> PROBLEM STATEMENT
Track down the lines that contain "name" and copy them.

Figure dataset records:
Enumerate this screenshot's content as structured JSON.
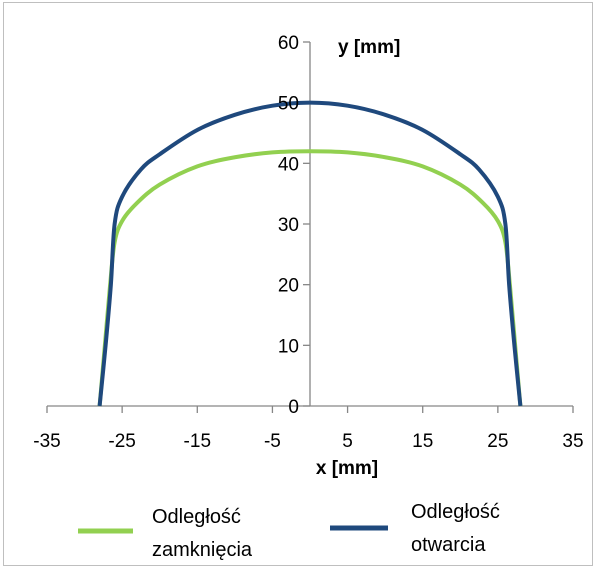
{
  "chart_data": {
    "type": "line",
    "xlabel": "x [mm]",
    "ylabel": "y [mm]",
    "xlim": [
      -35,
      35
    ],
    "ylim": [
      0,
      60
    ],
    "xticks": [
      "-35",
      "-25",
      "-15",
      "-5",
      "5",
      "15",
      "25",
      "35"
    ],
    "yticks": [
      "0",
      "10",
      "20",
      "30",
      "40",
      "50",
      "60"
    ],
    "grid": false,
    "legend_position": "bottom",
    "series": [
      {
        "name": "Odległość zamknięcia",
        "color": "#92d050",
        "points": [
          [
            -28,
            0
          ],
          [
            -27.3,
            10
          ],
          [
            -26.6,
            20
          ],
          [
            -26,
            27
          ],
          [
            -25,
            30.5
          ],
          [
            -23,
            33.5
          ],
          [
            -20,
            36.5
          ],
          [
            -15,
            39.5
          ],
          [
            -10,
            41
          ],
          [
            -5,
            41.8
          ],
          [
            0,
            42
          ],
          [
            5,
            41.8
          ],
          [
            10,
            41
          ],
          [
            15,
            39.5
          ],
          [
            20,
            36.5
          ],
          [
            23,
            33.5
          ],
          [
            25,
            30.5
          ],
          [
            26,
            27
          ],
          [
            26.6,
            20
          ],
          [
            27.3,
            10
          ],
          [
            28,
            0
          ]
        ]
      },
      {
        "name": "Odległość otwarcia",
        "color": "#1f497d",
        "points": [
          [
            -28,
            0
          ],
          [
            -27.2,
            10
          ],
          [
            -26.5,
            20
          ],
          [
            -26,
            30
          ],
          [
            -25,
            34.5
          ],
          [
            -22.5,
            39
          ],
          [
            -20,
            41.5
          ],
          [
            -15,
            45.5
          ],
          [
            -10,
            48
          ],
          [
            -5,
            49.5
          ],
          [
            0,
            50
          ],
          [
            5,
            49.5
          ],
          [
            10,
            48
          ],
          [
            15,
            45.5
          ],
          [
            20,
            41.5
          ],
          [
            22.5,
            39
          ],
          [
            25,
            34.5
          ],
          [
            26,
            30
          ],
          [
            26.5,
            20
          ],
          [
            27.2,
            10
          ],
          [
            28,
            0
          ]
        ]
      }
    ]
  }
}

> SOLVED EXERCISE
        "name": "Odległość zamknięcia",
        "name": "Odległość otwarcia",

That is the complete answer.